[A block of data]
# # # # # # #
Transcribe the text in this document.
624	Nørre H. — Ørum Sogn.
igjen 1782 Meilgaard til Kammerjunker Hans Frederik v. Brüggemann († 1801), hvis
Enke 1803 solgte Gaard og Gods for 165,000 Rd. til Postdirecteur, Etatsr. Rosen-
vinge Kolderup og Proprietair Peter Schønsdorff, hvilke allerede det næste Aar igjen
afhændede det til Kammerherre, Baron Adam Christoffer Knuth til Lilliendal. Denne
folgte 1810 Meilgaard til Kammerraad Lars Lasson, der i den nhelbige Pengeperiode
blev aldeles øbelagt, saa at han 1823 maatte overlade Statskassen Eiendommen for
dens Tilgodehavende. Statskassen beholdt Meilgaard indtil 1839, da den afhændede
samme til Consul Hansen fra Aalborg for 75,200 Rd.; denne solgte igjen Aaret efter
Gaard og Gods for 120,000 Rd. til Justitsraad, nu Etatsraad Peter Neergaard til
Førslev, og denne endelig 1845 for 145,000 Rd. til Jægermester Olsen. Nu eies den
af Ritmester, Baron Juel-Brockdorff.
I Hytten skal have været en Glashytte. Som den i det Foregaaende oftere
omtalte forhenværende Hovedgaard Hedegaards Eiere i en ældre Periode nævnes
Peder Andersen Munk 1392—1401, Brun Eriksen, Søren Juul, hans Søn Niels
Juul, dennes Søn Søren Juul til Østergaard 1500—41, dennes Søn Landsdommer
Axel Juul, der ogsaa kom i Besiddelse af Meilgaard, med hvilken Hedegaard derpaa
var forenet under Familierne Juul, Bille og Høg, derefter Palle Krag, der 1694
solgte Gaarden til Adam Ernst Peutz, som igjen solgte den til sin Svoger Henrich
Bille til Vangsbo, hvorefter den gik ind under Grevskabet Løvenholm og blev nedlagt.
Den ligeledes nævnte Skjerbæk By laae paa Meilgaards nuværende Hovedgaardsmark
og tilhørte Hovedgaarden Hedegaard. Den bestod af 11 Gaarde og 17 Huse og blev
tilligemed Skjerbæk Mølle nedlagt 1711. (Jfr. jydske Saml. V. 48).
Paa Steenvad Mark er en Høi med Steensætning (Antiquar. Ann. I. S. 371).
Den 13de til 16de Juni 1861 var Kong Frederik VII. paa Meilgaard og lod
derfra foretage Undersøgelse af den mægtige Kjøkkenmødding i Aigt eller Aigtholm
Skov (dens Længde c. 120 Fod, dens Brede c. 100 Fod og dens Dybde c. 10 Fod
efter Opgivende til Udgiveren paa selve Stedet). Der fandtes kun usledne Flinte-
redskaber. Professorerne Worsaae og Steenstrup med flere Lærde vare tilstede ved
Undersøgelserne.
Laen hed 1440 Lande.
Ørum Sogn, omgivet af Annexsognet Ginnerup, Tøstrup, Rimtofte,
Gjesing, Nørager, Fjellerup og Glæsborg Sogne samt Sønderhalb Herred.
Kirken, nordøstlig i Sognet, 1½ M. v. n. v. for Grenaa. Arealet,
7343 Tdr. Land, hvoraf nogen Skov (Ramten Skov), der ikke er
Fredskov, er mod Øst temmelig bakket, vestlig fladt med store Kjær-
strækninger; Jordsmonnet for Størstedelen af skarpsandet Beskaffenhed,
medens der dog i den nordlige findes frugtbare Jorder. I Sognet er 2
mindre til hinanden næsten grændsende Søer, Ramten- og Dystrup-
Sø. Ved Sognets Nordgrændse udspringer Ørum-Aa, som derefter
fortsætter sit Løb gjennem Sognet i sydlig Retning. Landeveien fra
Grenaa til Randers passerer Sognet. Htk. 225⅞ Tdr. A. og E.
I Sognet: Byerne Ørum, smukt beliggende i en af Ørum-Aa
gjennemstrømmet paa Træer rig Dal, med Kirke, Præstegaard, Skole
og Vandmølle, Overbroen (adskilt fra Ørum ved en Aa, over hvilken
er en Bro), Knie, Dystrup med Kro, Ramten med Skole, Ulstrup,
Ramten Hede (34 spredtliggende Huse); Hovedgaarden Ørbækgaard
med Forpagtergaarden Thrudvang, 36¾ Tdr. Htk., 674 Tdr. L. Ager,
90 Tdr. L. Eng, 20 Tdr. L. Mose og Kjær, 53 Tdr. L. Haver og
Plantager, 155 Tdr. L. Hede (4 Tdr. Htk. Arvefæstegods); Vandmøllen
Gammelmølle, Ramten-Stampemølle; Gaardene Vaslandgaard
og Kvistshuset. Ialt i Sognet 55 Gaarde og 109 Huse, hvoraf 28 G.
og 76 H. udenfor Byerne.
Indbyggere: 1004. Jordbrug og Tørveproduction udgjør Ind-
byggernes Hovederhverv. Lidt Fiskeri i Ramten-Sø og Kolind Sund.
# # # # # # #
## [Exercise details]
Filter the records above for lines containing the word "Bille", and copy those lines.

## [Exercise response]
var forenet under Familierne Juul, Bille og Høg, derefter Palle Krag, der 1694
Bille til Vangsbo, hvorefter den gik ind under Grevskabet Løvenholm og blev nedlagt.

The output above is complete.